REQUEST - The lines to transcribe begin with the one containing "Give me a plain-text" and end with the last line below; reproduce them exactly, without the pictures.
----------
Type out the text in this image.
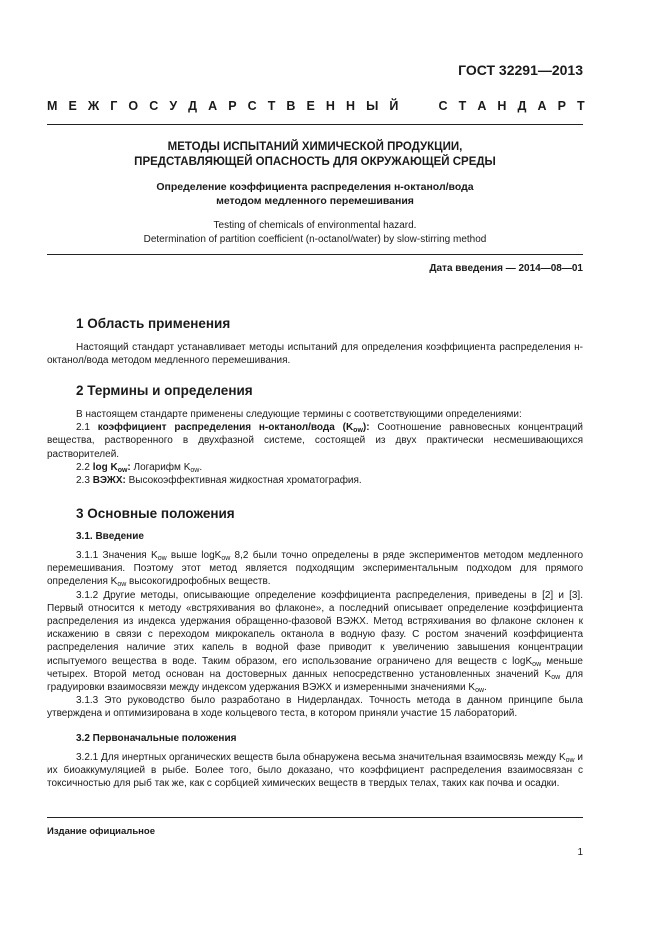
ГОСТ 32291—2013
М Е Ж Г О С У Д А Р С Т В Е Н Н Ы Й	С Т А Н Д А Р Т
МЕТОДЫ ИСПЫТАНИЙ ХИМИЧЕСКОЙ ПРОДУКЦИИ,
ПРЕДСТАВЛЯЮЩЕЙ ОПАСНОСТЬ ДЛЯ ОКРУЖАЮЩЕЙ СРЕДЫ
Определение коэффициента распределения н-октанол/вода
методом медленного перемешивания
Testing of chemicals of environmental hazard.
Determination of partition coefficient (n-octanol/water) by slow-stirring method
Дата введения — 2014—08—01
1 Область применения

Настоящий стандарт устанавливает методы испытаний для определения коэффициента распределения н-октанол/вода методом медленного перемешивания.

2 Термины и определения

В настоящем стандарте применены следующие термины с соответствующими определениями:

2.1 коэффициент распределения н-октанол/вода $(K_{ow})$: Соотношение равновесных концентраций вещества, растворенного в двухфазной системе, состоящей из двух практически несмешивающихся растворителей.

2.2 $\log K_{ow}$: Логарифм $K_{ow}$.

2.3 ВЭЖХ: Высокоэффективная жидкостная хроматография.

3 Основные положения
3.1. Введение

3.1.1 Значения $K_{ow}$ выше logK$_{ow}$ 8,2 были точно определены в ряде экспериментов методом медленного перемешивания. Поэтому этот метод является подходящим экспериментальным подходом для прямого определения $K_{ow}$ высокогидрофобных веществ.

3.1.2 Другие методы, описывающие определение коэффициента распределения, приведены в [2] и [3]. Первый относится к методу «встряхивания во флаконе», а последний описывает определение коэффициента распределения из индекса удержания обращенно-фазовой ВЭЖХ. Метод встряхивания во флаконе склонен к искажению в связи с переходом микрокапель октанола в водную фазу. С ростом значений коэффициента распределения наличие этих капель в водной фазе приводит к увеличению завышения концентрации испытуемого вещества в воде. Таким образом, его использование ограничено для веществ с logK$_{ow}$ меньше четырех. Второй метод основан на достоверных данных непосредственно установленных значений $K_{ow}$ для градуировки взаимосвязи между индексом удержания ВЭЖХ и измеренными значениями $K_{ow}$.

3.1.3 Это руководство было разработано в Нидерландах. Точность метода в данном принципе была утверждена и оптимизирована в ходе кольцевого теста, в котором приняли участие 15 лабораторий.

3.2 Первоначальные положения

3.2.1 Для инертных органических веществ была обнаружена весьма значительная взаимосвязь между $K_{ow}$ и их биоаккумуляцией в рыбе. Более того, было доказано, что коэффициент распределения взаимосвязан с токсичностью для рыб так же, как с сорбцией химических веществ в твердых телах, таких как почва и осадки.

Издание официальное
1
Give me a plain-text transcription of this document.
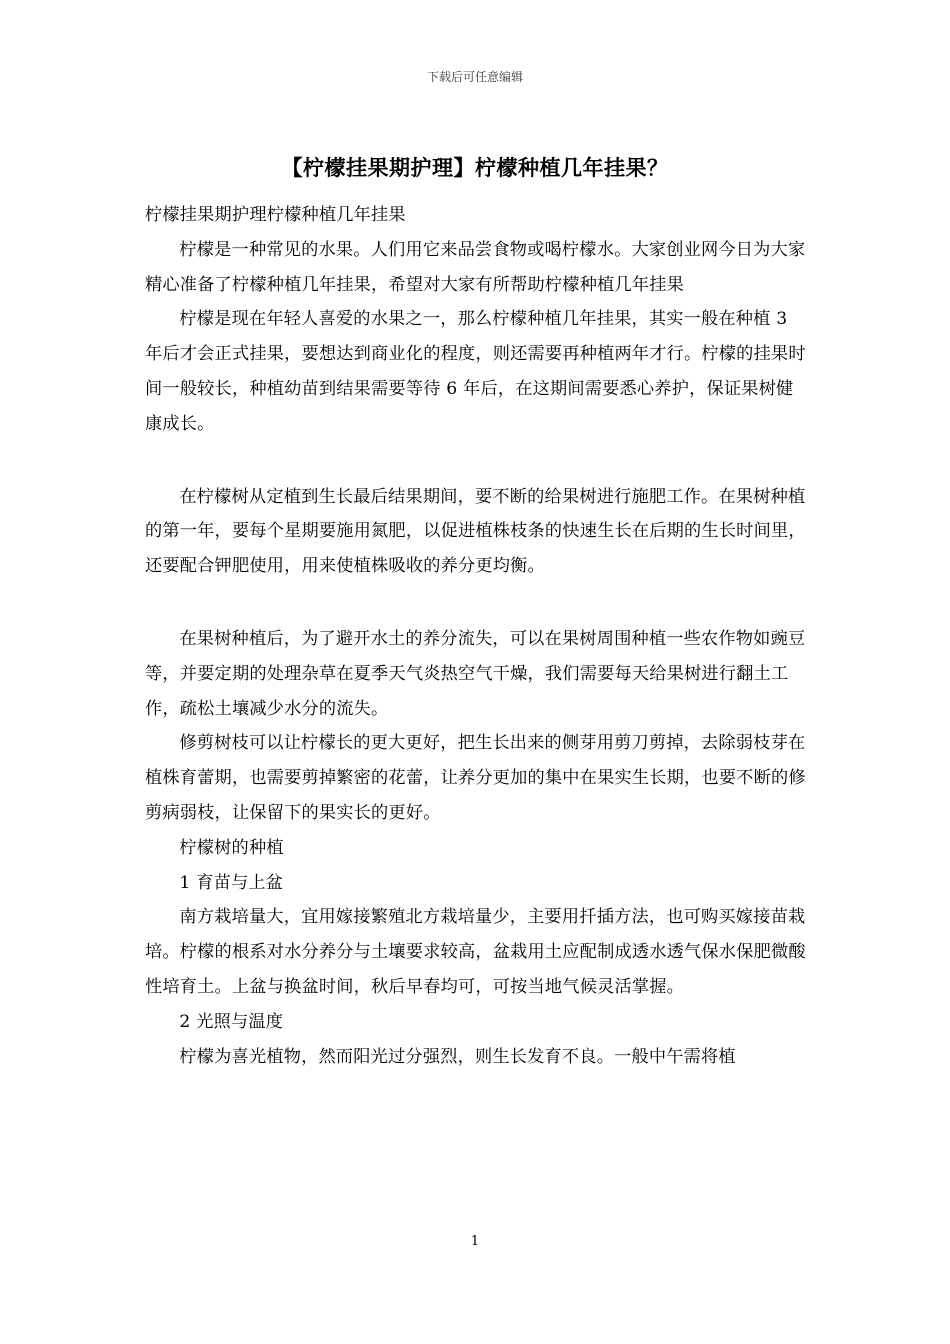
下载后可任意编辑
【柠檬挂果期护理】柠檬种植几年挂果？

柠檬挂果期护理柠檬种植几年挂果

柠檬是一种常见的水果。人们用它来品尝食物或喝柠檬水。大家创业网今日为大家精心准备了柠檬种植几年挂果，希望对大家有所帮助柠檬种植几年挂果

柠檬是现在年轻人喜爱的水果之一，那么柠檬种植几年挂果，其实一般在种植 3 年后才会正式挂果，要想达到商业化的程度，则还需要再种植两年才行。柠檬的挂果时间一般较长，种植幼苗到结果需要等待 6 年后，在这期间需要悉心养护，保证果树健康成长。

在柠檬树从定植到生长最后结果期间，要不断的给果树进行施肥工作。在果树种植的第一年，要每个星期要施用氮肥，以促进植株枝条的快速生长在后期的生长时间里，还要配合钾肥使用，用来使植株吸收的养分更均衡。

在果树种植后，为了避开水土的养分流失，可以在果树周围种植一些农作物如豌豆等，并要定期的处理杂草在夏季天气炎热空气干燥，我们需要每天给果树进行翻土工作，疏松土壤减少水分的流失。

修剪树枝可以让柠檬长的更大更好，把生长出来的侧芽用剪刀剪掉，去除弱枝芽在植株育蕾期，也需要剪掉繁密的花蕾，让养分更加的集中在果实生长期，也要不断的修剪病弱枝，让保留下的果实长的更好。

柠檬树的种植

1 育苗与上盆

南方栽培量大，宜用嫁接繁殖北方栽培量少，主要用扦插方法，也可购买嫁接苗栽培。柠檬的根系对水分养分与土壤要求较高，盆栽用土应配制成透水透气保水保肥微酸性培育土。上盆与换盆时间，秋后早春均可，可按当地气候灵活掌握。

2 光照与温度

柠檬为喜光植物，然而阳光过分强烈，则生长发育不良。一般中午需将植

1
----------
PROBLEM SOLUTION -
Give me a plain-text transcription of this document.
下载后可任意编辑
【柠檬挂果期护理】柠檬种植几年挂果？

柠檬挂果期护理柠檬种植几年挂果

柠檬是一种常见的水果。人们用它来品尝食物或喝柠檬水。大家创业网今日为大家精心准备了柠檬种植几年挂果，希望对大家有所帮助柠檬种植几年挂果

柠檬是现在年轻人喜爱的水果之一，那么柠檬种植几年挂果，其实一般在种植 3 年后才会正式挂果，要想达到商业化的程度，则还需要再种植两年才行。柠檬的挂果时间一般较长，种植幼苗到结果需要等待 6 年后，在这期间需要悉心养护，保证果树健康成长。

在柠檬树从定植到生长最后结果期间，要不断的给果树进行施肥工作。在果树种植的第一年，要每个星期要施用氮肥，以促进植株枝条的快速生长在后期的生长时间里，还要配合钾肥使用，用来使植株吸收的养分更均衡。

在果树种植后，为了避开水土的养分流失，可以在果树周围种植一些农作物如豌豆等，并要定期的处理杂草在夏季天气炎热空气干燥，我们需要每天给果树进行翻土工作，疏松土壤减少水分的流失。

修剪树枝可以让柠檬长的更大更好，把生长出来的侧芽用剪刀剪掉，去除弱枝芽在植株育蕾期，也需要剪掉繁密的花蕾，让养分更加的集中在果实生长期，也要不断的修剪病弱枝，让保留下的果实长的更好。

柠檬树的种植

1 育苗与上盆

南方栽培量大，宜用嫁接繁殖北方栽培量少，主要用扦插方法，也可购买嫁接苗栽培。柠檬的根系对水分养分与土壤要求较高，盆栽用土应配制成透水透气保水保肥微酸性培育土。上盆与换盆时间，秋后早春均可，可按当地气候灵活掌握。

2 光照与温度

柠檬为喜光植物，然而阳光过分强烈，则生长发育不良。一般中午需将植

1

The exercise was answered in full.